◆ Work instructions
Find and copy each line of the records where the string "походѣ" shows up.

## start Data shown

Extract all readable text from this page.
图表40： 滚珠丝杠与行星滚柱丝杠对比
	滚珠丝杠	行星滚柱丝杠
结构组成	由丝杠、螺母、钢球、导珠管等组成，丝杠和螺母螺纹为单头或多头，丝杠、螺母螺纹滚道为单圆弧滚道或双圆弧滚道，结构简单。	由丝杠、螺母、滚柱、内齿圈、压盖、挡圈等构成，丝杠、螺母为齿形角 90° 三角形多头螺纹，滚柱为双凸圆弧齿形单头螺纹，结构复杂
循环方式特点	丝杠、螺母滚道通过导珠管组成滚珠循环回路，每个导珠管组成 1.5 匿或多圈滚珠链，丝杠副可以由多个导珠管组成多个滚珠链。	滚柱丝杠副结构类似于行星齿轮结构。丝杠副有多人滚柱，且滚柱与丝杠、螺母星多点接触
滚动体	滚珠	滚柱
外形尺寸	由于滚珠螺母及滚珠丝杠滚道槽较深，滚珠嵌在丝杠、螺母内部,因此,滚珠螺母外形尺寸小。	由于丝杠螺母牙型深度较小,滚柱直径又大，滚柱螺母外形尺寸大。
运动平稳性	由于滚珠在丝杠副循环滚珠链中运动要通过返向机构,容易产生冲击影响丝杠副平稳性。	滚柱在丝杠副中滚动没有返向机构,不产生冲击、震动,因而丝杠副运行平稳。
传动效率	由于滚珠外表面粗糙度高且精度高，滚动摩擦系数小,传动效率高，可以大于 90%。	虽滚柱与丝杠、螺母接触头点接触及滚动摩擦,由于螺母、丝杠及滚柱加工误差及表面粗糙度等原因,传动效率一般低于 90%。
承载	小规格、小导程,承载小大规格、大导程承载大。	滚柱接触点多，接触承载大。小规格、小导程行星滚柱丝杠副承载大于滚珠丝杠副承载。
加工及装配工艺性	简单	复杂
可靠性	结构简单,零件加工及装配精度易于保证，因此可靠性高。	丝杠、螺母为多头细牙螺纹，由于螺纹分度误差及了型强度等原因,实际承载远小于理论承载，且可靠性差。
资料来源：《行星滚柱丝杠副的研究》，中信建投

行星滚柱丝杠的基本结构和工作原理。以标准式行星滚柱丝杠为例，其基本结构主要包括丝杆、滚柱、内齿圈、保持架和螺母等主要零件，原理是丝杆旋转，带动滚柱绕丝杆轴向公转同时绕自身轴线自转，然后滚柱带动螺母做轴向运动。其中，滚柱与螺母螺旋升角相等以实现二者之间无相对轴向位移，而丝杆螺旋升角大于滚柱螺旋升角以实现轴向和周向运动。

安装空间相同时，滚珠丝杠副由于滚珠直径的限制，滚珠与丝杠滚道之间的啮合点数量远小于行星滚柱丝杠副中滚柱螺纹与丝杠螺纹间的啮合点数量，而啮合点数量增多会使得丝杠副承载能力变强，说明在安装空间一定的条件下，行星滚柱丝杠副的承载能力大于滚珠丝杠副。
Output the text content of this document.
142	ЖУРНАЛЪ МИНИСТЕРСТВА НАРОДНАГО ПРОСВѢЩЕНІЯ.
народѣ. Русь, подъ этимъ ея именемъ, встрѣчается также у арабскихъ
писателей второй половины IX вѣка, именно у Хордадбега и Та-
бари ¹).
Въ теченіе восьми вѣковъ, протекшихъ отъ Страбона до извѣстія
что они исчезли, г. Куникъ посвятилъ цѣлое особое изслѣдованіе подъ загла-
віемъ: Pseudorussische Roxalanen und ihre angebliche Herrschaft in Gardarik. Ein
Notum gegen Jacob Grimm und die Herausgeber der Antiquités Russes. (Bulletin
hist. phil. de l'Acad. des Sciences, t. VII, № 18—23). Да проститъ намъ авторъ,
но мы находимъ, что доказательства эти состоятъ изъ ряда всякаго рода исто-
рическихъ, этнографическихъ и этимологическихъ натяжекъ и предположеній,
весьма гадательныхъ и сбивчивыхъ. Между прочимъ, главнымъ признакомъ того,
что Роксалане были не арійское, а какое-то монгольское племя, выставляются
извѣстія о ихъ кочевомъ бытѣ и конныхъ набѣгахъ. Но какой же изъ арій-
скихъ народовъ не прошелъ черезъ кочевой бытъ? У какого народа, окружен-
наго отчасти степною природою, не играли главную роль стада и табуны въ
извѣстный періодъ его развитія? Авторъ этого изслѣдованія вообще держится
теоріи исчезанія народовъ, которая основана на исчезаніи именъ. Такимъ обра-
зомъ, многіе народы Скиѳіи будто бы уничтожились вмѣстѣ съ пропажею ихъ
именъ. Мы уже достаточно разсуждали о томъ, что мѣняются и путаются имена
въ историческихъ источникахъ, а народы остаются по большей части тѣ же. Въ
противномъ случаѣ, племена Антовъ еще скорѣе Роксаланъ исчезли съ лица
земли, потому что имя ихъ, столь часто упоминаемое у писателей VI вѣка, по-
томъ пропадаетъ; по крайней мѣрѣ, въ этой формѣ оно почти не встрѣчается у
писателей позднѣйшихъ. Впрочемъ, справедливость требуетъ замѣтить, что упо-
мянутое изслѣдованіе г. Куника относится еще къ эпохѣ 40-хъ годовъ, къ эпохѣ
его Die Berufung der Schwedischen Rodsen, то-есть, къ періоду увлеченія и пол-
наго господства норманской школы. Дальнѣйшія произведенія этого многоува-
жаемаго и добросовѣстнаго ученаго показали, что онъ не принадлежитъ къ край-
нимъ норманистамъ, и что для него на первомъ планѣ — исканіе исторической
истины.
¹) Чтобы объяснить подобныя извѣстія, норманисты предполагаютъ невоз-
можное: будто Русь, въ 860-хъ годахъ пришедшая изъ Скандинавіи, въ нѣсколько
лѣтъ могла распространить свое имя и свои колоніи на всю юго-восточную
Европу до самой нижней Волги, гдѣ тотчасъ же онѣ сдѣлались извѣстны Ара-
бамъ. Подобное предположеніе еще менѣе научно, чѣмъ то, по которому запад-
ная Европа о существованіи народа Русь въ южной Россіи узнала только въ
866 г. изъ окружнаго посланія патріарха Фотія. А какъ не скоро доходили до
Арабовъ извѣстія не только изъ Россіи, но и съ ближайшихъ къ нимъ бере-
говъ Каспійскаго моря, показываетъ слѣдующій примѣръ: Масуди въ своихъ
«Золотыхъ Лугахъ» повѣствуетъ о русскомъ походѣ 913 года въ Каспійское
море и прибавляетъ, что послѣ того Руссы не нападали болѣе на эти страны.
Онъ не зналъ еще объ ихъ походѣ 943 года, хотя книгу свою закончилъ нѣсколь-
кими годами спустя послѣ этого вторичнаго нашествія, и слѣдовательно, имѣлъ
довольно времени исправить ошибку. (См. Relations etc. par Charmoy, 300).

## end Data shown

◆ Expected output
«Золотыхъ Лугахъ» повѣствуетъ о русскомъ походѣ 913 года въ Каспійское
Онъ не зналъ еще объ ихъ походѣ 943 года, хотя книгу свою закончилъ нѣсколь-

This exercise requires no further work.